▶ Trecho do texto:
_____

Ao contrário do que alguns acreditam, HIV (Human Immunodeficiency Virus) não é um sinônimo de Aids. Sendo assim, ter o vírus HIV não necessariamente significa ter Aids. A Secretaria Estadual de Saúde de Minas Gerais (SES-MG) explica a diferença: HIV é a sigla em inglês do vírus da imunodeficiência humana. Causador da Aids, ataca o sistema imunológico, responsável por defender o organismo de doenças. Já a Aids (Síndrome da Imunodeficiência Adquirida) é o estágio mais avançado da doença causada pelo vírus HIV”.
Diagnóstico
Saber precocemente da infecção pelo HIV aumenta muito a expectativa de vida de uma pessoa que vive com o vírus, por isso a testagem é tão importante. A recomendação é de que o teste seja realizado sempre que o indivíduo tiver passado por uma situação de risco, como ter feito sexo sem camisinha.
Em Minas Gerais, o diagnóstico é realizado através da sorologia anti-HIV e testes rápidos, disponíveis em todas as unidades básicas de saúde ou nos serviços ambulatoriais conveniados ao Sistema Único de Saúde (SUS). Os testes rápidos também estão disponíveis nos Serviço de Assistência Especializada (SAE) e Centro de Testagem e Aconselhamento (CTA).

_____

▶ Material fornecido:
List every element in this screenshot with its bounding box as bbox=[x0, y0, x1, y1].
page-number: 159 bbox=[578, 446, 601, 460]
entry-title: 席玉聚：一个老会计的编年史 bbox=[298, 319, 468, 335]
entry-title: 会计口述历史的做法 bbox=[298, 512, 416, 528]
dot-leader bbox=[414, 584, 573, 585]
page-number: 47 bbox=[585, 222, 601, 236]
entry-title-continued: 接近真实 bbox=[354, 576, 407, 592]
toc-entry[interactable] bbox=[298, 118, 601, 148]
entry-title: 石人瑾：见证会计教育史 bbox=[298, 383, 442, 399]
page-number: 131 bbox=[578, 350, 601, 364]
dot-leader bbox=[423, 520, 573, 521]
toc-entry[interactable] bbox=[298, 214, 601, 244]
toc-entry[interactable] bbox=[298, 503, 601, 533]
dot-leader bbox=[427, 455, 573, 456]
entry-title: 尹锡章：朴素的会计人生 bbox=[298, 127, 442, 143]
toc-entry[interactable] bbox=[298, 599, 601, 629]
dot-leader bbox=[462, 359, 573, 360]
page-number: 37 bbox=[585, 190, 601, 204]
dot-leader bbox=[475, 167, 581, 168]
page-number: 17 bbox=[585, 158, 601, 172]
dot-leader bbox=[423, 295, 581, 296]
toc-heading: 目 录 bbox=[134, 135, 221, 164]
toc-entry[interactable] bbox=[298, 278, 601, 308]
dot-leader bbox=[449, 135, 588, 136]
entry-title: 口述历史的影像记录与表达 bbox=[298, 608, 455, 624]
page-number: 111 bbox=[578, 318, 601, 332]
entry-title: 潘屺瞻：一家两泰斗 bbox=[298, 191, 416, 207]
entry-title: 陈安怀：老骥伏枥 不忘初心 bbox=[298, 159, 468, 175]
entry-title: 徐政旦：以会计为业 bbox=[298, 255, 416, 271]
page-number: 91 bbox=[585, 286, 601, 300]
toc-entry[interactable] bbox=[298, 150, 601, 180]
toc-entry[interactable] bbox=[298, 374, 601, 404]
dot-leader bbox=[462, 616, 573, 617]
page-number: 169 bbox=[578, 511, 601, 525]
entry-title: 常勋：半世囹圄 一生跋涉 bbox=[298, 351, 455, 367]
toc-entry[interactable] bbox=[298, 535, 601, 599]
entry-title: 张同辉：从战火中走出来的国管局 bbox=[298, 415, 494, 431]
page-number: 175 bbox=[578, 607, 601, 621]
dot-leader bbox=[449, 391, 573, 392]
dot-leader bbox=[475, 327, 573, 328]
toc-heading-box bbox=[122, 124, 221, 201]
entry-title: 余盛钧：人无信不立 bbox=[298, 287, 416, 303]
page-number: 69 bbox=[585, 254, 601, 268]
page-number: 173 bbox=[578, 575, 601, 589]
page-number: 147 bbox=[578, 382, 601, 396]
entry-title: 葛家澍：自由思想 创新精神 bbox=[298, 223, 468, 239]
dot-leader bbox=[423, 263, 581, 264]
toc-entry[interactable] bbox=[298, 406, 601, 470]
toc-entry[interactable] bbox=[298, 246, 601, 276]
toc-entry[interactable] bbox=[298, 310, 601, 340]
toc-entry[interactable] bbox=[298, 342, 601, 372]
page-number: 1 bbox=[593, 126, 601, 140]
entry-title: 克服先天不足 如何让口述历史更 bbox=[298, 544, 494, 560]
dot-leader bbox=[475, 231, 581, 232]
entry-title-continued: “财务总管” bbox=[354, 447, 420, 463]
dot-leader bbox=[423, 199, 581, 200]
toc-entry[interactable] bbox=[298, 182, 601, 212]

_____

▶ Enunciado da tarefa: No texto sobre HIV e Aids, o que significa a sigla Aids? Responda apenas com base no texto, sem recorrer às entradas.

▶ Resposta: Síndrome da Imunodeficiência Adquirida.